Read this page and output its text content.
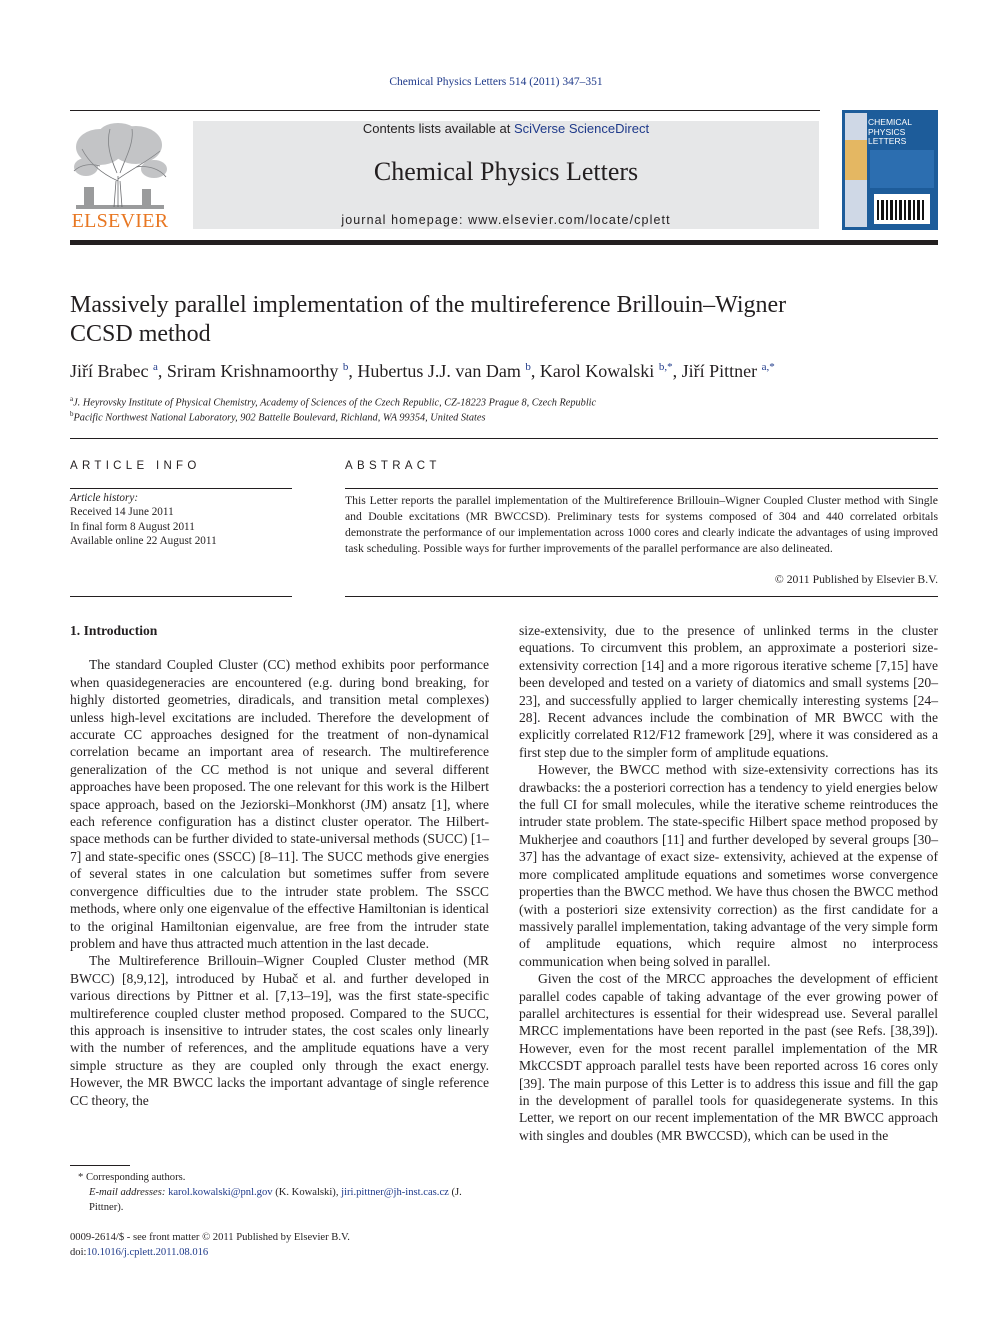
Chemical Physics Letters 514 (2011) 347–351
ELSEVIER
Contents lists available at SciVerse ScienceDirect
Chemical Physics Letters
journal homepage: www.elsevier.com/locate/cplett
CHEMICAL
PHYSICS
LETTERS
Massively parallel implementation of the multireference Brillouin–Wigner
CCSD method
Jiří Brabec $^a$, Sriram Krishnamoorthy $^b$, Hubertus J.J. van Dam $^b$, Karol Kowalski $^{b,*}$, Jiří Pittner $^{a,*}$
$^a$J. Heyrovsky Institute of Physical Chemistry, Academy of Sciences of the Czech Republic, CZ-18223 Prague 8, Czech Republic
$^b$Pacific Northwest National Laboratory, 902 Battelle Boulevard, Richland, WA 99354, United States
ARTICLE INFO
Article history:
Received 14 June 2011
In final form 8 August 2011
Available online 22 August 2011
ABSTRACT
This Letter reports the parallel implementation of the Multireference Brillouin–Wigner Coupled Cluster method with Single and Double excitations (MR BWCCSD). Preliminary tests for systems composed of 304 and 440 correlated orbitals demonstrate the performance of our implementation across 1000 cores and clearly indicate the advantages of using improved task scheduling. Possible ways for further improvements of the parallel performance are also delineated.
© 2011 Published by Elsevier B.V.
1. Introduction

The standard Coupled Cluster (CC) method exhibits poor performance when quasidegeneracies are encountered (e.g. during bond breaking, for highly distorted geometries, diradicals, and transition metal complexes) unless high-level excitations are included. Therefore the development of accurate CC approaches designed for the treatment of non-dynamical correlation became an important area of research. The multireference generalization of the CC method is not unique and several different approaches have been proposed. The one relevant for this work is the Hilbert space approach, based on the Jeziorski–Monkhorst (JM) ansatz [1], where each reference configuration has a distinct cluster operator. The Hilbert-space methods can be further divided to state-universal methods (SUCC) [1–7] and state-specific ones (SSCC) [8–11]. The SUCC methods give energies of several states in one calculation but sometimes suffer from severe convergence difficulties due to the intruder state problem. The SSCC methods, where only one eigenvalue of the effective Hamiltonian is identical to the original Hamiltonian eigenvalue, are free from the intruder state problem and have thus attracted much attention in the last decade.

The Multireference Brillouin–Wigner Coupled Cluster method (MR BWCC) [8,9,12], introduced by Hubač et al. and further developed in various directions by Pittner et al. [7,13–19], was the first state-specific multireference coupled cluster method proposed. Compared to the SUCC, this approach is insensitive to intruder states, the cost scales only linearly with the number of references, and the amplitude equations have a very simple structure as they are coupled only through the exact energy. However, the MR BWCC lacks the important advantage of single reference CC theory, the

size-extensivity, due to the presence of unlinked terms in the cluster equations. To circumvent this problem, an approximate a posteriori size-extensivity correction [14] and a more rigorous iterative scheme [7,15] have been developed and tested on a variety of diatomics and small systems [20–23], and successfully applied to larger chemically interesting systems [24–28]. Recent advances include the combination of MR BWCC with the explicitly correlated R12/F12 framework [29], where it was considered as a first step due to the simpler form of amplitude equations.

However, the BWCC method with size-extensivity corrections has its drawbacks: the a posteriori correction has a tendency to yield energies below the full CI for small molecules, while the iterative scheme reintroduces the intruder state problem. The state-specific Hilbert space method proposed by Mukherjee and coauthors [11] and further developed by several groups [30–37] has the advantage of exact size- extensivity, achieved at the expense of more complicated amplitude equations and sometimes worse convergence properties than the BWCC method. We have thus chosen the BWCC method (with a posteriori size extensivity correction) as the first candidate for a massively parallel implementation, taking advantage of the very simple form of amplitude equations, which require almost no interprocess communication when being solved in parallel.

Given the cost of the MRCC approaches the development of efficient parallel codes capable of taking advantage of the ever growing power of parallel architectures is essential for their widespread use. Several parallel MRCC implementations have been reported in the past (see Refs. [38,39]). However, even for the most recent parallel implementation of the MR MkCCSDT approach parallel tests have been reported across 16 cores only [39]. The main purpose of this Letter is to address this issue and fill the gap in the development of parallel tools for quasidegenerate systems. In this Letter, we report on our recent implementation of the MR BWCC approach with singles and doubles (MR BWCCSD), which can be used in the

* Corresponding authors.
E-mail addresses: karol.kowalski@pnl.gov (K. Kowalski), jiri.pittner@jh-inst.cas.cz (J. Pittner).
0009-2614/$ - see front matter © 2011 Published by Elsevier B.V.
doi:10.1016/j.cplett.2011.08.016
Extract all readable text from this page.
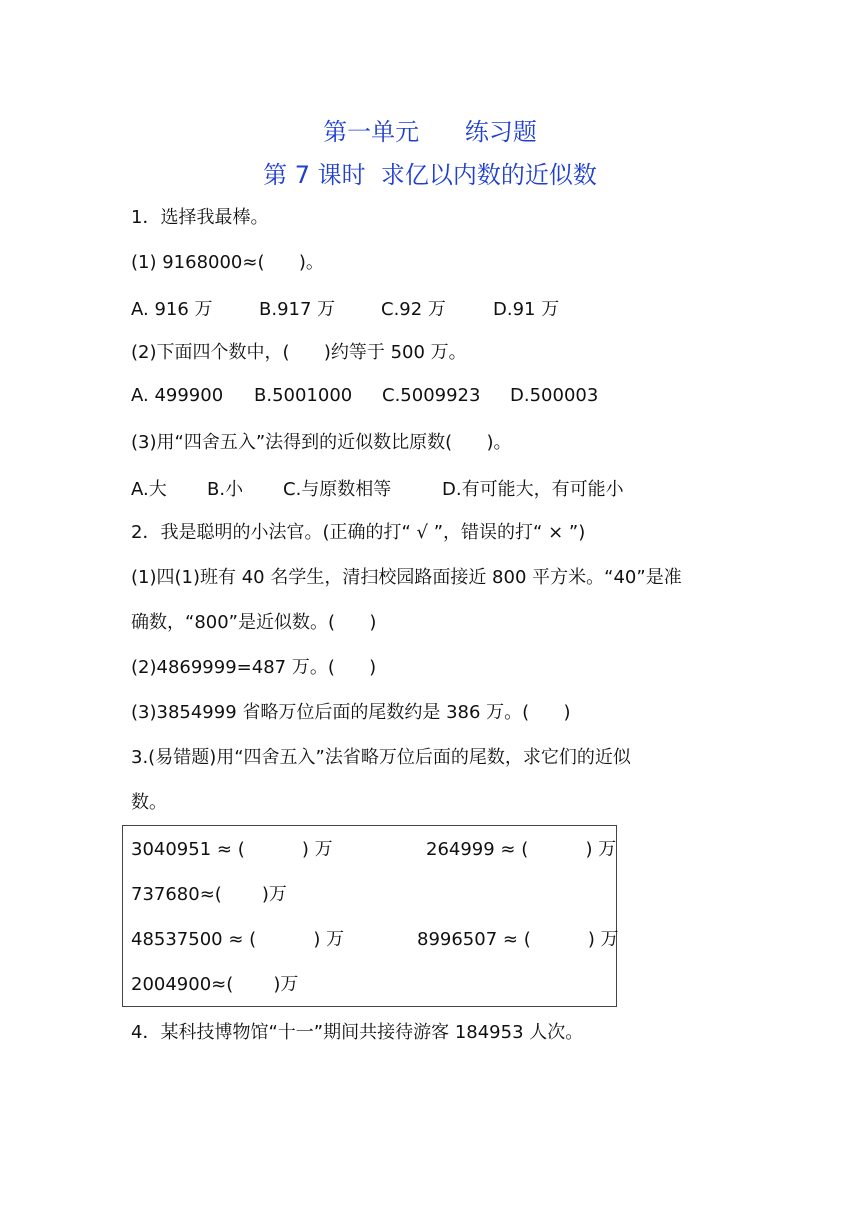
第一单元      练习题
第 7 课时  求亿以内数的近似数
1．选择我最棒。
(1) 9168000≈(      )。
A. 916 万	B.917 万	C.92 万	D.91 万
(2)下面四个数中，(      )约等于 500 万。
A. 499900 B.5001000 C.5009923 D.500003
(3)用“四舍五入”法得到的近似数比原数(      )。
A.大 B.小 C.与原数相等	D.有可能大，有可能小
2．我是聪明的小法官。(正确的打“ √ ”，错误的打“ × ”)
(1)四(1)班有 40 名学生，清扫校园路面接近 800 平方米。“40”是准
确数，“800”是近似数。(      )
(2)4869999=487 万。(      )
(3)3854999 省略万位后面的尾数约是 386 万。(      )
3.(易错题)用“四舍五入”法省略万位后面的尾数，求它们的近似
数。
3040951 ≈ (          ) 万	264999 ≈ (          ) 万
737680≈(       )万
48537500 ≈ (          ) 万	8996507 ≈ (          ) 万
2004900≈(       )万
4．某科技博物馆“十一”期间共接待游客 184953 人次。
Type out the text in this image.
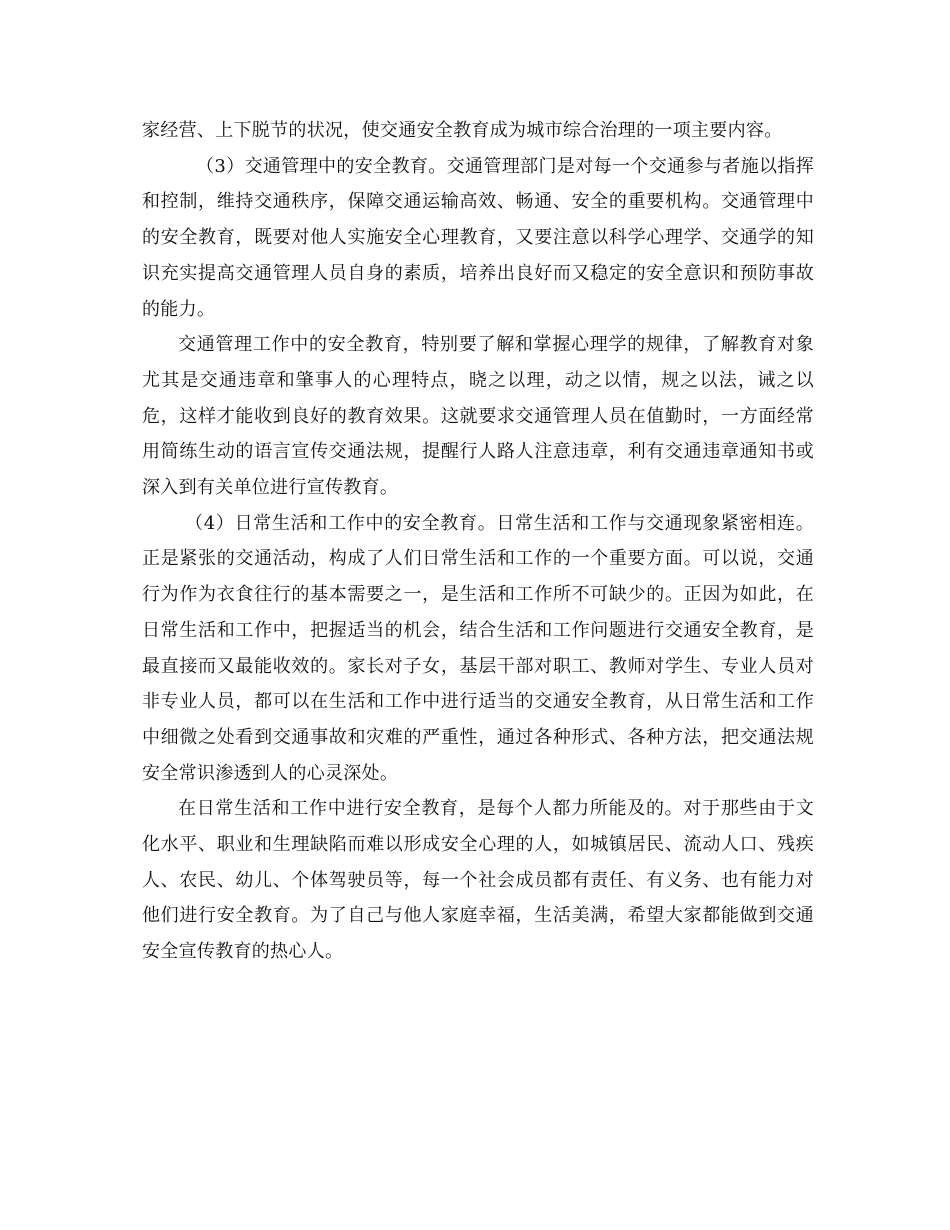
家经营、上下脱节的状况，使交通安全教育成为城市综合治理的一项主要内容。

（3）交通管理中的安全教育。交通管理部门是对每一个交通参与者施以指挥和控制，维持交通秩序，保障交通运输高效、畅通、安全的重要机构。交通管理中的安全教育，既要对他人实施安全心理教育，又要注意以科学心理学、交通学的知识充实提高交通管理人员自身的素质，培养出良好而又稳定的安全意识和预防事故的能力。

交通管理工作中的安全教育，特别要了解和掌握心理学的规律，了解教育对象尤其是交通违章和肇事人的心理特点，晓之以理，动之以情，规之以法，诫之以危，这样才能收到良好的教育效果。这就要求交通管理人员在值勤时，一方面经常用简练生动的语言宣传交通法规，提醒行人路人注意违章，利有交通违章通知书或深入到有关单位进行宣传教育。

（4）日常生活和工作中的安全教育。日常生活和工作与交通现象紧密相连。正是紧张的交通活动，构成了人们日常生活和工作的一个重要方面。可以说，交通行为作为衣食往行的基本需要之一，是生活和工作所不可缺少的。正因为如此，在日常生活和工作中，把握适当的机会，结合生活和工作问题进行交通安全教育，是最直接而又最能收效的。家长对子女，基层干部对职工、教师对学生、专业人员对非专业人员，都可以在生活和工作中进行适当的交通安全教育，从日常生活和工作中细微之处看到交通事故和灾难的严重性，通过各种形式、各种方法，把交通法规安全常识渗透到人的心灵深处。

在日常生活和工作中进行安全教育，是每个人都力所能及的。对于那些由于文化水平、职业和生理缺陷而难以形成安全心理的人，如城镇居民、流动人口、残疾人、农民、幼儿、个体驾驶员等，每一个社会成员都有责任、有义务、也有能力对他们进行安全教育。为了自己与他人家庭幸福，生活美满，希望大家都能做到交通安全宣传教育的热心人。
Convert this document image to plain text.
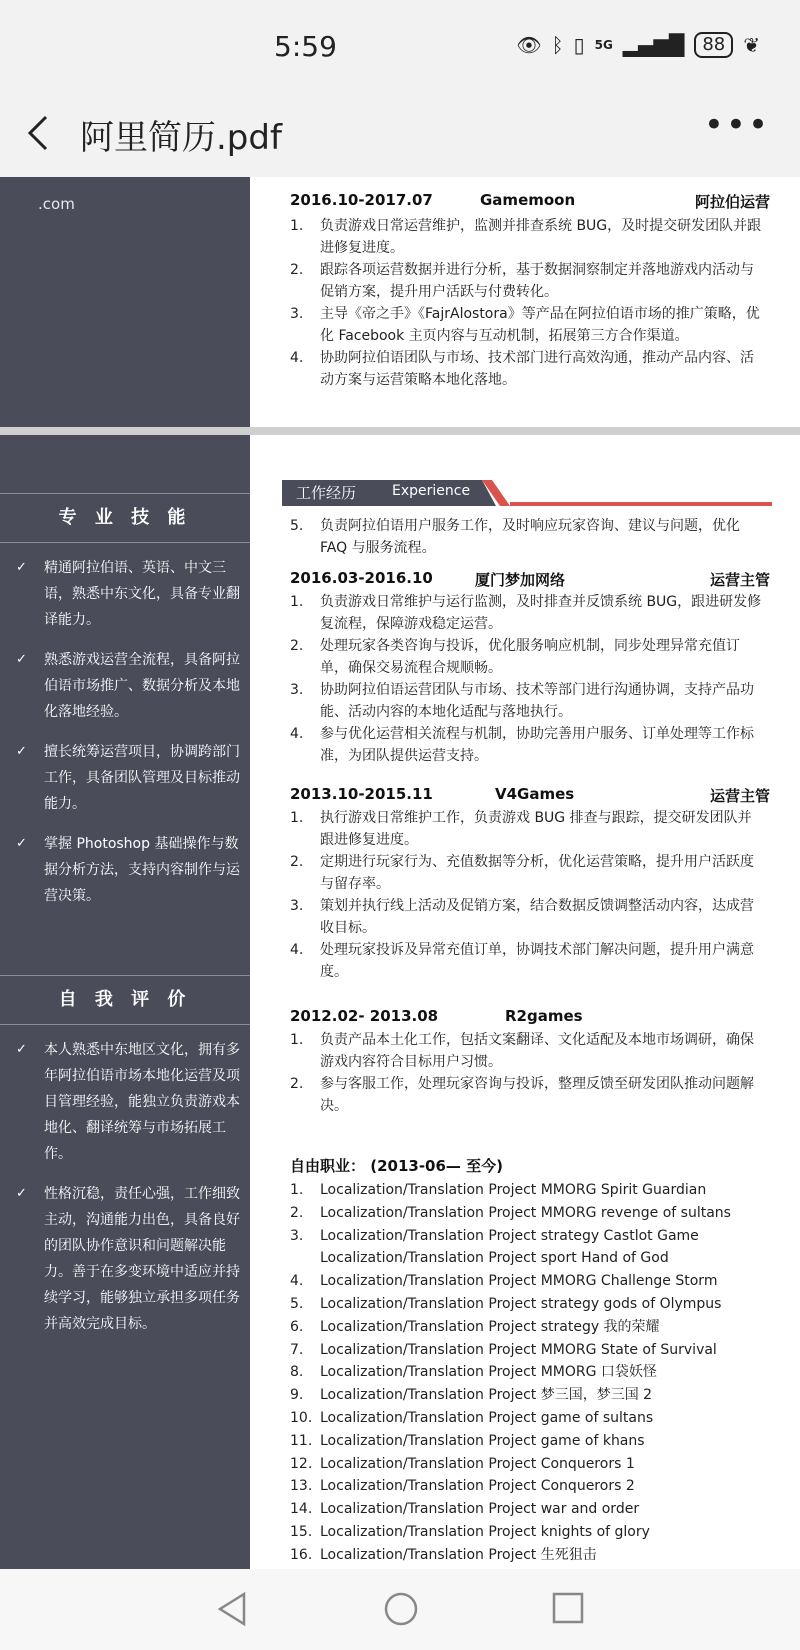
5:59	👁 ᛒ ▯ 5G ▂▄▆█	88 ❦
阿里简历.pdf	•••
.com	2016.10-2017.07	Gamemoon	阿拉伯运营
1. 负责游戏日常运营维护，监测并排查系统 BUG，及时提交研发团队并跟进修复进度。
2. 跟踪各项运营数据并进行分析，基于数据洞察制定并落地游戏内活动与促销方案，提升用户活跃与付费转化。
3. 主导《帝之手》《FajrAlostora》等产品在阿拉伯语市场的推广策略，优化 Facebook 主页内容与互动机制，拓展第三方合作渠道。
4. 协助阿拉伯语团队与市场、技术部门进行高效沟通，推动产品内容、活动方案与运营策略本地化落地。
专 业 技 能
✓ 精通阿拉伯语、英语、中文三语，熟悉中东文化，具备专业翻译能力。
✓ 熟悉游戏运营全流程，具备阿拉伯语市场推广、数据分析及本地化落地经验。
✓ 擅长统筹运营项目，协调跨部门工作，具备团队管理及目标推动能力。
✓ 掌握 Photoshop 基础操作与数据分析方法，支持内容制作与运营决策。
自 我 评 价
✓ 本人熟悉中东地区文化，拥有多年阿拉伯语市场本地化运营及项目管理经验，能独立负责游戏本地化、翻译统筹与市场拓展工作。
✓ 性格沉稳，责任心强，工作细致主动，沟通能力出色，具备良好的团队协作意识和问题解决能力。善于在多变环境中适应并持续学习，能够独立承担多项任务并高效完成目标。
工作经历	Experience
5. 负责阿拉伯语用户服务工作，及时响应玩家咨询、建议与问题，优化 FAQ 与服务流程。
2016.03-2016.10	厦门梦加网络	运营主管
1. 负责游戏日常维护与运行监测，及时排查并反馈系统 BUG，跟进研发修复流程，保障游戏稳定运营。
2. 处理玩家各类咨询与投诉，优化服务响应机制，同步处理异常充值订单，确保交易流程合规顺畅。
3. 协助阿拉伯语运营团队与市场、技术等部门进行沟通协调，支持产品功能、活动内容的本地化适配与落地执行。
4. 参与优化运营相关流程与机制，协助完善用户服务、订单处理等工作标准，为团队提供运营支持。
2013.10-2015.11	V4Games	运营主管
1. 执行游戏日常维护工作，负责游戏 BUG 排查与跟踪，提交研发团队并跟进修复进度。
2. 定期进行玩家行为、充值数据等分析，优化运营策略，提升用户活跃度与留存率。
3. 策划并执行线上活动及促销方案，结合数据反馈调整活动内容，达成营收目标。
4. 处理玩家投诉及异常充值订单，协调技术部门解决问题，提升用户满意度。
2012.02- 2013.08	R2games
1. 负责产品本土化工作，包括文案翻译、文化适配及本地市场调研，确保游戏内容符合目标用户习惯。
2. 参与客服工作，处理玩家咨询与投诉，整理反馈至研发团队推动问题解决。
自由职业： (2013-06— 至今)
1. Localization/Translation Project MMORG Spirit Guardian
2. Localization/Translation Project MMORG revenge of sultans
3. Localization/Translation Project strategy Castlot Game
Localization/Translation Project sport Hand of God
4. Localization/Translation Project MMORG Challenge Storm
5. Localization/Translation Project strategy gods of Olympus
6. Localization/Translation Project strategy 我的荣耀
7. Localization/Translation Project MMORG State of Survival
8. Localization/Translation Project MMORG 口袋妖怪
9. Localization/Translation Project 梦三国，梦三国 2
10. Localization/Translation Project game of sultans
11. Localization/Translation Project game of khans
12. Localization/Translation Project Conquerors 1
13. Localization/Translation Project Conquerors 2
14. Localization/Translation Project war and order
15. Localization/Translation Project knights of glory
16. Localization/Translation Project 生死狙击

■ WHAT IS ASKED: Look through the entries and find each line that has the string "image". Copy those lines.

■ EXERCISE SOLUTION:
Type out the text in this image.
Convert this document image to plain text.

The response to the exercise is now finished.